-- SUPPLIED RECORDS start --

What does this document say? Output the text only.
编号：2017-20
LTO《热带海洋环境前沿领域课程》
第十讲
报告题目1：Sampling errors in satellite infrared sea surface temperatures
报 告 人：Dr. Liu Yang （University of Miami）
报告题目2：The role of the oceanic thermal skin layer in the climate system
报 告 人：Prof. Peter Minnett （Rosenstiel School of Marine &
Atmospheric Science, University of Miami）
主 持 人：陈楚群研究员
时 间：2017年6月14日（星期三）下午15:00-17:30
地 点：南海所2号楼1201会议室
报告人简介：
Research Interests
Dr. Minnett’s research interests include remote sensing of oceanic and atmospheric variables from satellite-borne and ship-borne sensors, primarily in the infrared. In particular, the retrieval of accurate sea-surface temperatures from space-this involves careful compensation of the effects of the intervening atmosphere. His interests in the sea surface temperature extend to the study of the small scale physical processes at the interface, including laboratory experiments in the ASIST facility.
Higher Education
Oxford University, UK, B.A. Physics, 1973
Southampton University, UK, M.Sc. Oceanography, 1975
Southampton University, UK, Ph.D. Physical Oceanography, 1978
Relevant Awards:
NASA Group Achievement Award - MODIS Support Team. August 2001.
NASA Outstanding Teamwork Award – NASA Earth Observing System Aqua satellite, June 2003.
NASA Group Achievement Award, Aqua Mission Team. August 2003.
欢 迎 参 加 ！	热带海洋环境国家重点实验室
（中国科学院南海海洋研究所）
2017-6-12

-- SUPPLIED RECORDS end --

SET PROBLEM: Quote each line of the data above exactly as written.

ANSWER IN FULL:
What does this document say? Output the text only.
编号：2017-20
LTO《热带海洋环境前沿领域课程》
第十讲
报告题目1：Sampling errors in satellite infrared sea surface temperatures
报 告 人：Dr. Liu Yang （University of Miami）
报告题目2：The role of the oceanic thermal skin layer in the climate system
报 告 人：Prof. Peter Minnett （Rosenstiel School of Marine &
Atmospheric Science, University of Miami）
主 持 人：陈楚群研究员
时 间：2017年6月14日（星期三）下午15:00-17:30
地 点：南海所2号楼1201会议室
报告人简介：
Research Interests
Dr. Minnett’s research interests include remote sensing of oceanic and atmospheric variables from satellite-borne and ship-borne sensors, primarily in the infrared. In particular, the retrieval of accurate sea-surface temperatures from space-this involves careful compensation of the effects of the intervening atmosphere. His interests in the sea surface temperature extend to the study of the small scale physical processes at the interface, including laboratory experiments in the ASIST facility.
Higher Education
Oxford University, UK, B.A. Physics, 1973
Southampton University, UK, M.Sc. Oceanography, 1975
Southampton University, UK, Ph.D. Physical Oceanography, 1978
Relevant Awards:
NASA Group Achievement Award - MODIS Support Team. August 2001.
NASA Outstanding Teamwork Award – NASA Earth Observing System Aqua satellite, June 2003.
NASA Group Achievement Award, Aqua Mission Team. August 2003.
欢 迎 参 加 ！	热带海洋环境国家重点实验室
（中国科学院南海海洋研究所）
2017-6-12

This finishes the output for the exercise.